- [Set problem] Reproduce the full listing that appears beneath this instruction exactly.

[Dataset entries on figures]

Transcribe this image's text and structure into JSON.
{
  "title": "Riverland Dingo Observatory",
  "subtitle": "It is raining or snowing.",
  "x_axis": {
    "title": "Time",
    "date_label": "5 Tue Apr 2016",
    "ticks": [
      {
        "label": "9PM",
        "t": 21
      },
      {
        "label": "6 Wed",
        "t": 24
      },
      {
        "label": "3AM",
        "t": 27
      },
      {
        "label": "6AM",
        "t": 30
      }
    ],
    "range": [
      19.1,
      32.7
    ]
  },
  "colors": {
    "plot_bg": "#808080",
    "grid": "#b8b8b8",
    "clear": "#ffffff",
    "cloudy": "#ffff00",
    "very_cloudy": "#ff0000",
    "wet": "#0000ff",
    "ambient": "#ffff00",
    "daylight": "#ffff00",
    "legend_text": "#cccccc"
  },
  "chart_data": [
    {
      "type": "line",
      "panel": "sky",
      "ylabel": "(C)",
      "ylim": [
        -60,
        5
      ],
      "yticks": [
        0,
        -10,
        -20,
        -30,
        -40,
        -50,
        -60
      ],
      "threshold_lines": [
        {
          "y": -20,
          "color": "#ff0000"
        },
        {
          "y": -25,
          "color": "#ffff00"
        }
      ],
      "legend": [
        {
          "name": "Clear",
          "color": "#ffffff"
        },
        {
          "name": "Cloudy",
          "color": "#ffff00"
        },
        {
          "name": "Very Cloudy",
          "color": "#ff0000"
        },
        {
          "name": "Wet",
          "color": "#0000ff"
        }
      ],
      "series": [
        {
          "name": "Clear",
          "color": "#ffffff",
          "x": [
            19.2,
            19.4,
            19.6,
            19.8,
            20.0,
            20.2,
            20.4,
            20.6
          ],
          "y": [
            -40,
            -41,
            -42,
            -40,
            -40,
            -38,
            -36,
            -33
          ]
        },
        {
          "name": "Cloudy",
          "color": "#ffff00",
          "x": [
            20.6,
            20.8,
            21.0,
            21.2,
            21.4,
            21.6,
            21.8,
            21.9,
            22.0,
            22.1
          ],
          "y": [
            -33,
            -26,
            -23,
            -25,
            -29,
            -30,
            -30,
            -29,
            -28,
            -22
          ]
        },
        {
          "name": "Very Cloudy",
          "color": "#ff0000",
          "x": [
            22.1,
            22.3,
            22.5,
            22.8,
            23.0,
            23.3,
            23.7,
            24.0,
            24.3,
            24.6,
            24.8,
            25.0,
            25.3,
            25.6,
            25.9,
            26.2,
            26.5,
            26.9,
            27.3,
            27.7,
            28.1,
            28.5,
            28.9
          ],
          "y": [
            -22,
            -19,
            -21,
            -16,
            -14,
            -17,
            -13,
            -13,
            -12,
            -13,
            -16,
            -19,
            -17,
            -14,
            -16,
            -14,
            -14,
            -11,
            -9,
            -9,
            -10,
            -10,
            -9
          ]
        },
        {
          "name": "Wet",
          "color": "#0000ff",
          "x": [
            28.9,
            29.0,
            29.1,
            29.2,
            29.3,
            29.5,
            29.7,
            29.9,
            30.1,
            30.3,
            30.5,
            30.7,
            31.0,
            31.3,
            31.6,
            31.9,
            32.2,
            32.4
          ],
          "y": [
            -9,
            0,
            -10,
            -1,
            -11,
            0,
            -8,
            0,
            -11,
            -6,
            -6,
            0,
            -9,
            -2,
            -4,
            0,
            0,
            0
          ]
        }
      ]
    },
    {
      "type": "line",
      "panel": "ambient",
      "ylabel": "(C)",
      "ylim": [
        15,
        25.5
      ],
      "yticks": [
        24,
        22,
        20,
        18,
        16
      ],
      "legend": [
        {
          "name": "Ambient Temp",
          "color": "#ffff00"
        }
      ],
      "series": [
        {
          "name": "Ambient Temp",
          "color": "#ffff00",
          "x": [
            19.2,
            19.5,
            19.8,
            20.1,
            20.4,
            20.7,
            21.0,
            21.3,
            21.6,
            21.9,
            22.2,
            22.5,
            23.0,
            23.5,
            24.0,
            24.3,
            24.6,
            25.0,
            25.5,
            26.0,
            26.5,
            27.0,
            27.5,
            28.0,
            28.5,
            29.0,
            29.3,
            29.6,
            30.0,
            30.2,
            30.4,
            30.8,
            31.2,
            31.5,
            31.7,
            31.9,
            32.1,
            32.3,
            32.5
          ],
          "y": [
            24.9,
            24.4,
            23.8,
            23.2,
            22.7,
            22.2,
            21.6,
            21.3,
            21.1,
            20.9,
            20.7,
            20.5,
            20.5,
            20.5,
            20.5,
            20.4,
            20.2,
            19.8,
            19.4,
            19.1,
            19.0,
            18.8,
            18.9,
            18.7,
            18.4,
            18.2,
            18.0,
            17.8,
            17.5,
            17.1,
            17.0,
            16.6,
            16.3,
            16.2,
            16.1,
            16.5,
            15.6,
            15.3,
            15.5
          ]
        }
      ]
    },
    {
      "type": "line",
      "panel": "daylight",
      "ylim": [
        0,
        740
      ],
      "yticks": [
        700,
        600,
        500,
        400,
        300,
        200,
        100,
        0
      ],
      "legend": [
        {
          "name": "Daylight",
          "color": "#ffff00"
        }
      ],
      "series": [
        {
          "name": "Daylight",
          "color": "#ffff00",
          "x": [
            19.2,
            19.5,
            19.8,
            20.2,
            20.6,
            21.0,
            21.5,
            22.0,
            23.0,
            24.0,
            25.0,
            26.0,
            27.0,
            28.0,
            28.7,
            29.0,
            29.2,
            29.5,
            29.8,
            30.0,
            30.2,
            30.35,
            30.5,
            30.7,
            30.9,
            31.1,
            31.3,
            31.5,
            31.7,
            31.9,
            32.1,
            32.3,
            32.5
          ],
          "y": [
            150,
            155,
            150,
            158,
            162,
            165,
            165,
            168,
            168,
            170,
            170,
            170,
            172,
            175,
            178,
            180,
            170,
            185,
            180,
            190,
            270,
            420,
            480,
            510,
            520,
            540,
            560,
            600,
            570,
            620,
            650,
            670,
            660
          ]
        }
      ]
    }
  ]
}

- [Written answer]
Transcribe this image's text and structure into JSON.
{
  "title": "Riverland Dingo Observatory",
  "subtitle": "It is raining or snowing.",
  "x_axis": {
    "title": "Time",
    "date_label": "5 Tue Apr 2016",
    "ticks": [
      {
        "label": "9PM",
        "t": 21
      },
      {
        "label": "6 Wed",
        "t": 24
      },
      {
        "label": "3AM",
        "t": 27
      },
      {
        "label": "6AM",
        "t": 30
      }
    ],
    "range": [
      19.1,
      32.7
    ]
  },
  "colors": {
    "plot_bg": "#808080",
    "grid": "#b8b8b8",
    "clear": "#ffffff",
    "cloudy": "#ffff00",
    "very_cloudy": "#ff0000",
    "wet": "#0000ff",
    "ambient": "#ffff00",
    "daylight": "#ffff00",
    "legend_text": "#cccccc"
  },
  "chart_data": [
    {
      "type": "line",
      "panel": "sky",
      "ylabel": "(C)",
      "ylim": [
        -60,
        5
      ],
      "yticks": [
        0,
        -10,
        -20,
        -30,
        -40,
        -50,
        -60
      ],
      "threshold_lines": [
        {
          "y": -20,
          "color": "#ff0000"
        },
        {
          "y": -25,
          "color": "#ffff00"
        }
      ],
      "legend": [
        {
          "name": "Clear",
          "color": "#ffffff"
        },
        {
          "name": "Cloudy",
          "color": "#ffff00"
        },
        {
          "name": "Very Cloudy",
          "color": "#ff0000"
        },
        {
          "name": "Wet",
          "color": "#0000ff"
        }
      ],
      "series": [
        {
          "name": "Clear",
          "color": "#ffffff",
          "x": [
            19.2,
            19.4,
            19.6,
            19.8,
            20.0,
            20.2,
            20.4,
            20.6
          ],
          "y": [
            -40,
            -41,
            -42,
            -40,
            -40,
            -38,
            -36,
            -33
          ]
        },
        {
          "name": "Cloudy",
          "color": "#ffff00",
          "x": [
            20.6,
            20.8,
            21.0,
            21.2,
            21.4,
            21.6,
            21.8,
            21.9,
            22.0,
            22.1
          ],
          "y": [
            -33,
            -26,
            -23,
            -25,
            -29,
            -30,
            -30,
            -29,
            -28,
            -22
          ]
        },
        {
          "name": "Very Cloudy",
          "color": "#ff0000",
          "x": [
            22.1,
            22.3,
            22.5,
            22.8,
            23.0,
            23.3,
            23.7,
            24.0,
            24.3,
            24.6,
            24.8,
            25.0,
            25.3,
            25.6,
            25.9,
            26.2,
            26.5,
            26.9,
            27.3,
            27.7,
            28.1,
            28.5,
            28.9
          ],
          "y": [
            -22,
            -19,
            -21,
            -16,
            -14,
            -17,
            -13,
            -13,
            -12,
            -13,
            -16,
            -19,
            -17,
            -14,
            -16,
            -14,
            -14,
            -11,
            -9,
            -9,
            -10,
            -10,
            -9
          ]
        },
        {
          "name": "Wet",
          "color": "#0000ff",
          "x": [
            28.9,
            29.0,
            29.1,
            29.2,
            29.3,
            29.5,
            29.7,
            29.9,
            30.1,
            30.3,
            30.5,
            30.7,
            31.0,
            31.3,
            31.6,
            31.9,
            32.2,
            32.4
          ],
          "y": [
            -9,
            0,
            -10,
            -1,
            -11,
            0,
            -8,
            0,
            -11,
            -6,
            -6,
            0,
            -9,
            -2,
            -4,
            0,
            0,
            0
          ]
        }
      ]
    },
    {
      "type": "line",
      "panel": "ambient",
      "ylabel": "(C)",
      "ylim": [
        15,
        25.5
      ],
      "yticks": [
        24,
        22,
        20,
        18,
        16
      ],
      "legend": [
        {
          "name": "Ambient Temp",
          "color": "#ffff00"
        }
      ],
      "series": [
        {
          "name": "Ambient Temp",
          "color": "#ffff00",
          "x": [
            19.2,
            19.5,
            19.8,
            20.1,
            20.4,
            20.7,
            21.0,
            21.3,
            21.6,
            21.9,
            22.2,
            22.5,
            23.0,
            23.5,
            24.0,
            24.3,
            24.6,
            25.0,
            25.5,
            26.0,
            26.5,
            27.0,
            27.5,
            28.0,
            28.5,
            29.0,
            29.3,
            29.6,
            30.0,
            30.2,
            30.4,
            30.8,
            31.2,
            31.5,
            31.7,
            31.9,
            32.1,
            32.3,
            32.5
          ],
          "y": [
            24.9,
            24.4,
            23.8,
            23.2,
            22.7,
            22.2,
            21.6,
            21.3,
            21.1,
            20.9,
            20.7,
            20.5,
            20.5,
            20.5,
            20.5,
            20.4,
            20.2,
            19.8,
            19.4,
            19.1,
            19.0,
            18.8,
            18.9,
            18.7,
            18.4,
            18.2,
            18.0,
            17.8,
            17.5,
            17.1,
            17.0,
            16.6,
            16.3,
            16.2,
            16.1,
            16.5,
            15.6,
            15.3,
            15.5
          ]
        }
      ]
    },
    {
      "type": "line",
      "panel": "daylight",
      "ylim": [
        0,
        740
      ],
      "yticks": [
        700,
        600,
        500,
        400,
        300,
        200,
        100,
        0
      ],
      "legend": [
        {
          "name": "Daylight",
          "color": "#ffff00"
        }
      ],
      "series": [
        {
          "name": "Daylight",
          "color": "#ffff00",
          "x": [
            19.2,
            19.5,
            19.8,
            20.2,
            20.6,
            21.0,
            21.5,
            22.0,
            23.0,
            24.0,
            25.0,
            26.0,
            27.0,
            28.0,
            28.7,
            29.0,
            29.2,
            29.5,
            29.8,
            30.0,
            30.2,
            30.35,
            30.5,
            30.7,
            30.9,
            31.1,
            31.3,
            31.5,
            31.7,
            31.9,
            32.1,
            32.3,
            32.5
          ],
          "y": [
            150,
            155,
            150,
            158,
            162,
            165,
            165,
            168,
            168,
            170,
            170,
            170,
            172,
            175,
            178,
            180,
            170,
            185,
            180,
            190,
            270,
            420,
            480,
            510,
            520,
            540,
            560,
            600,
            570,
            620,
            650,
            670,
            660
          ]
        }
      ]
    }
  ]
}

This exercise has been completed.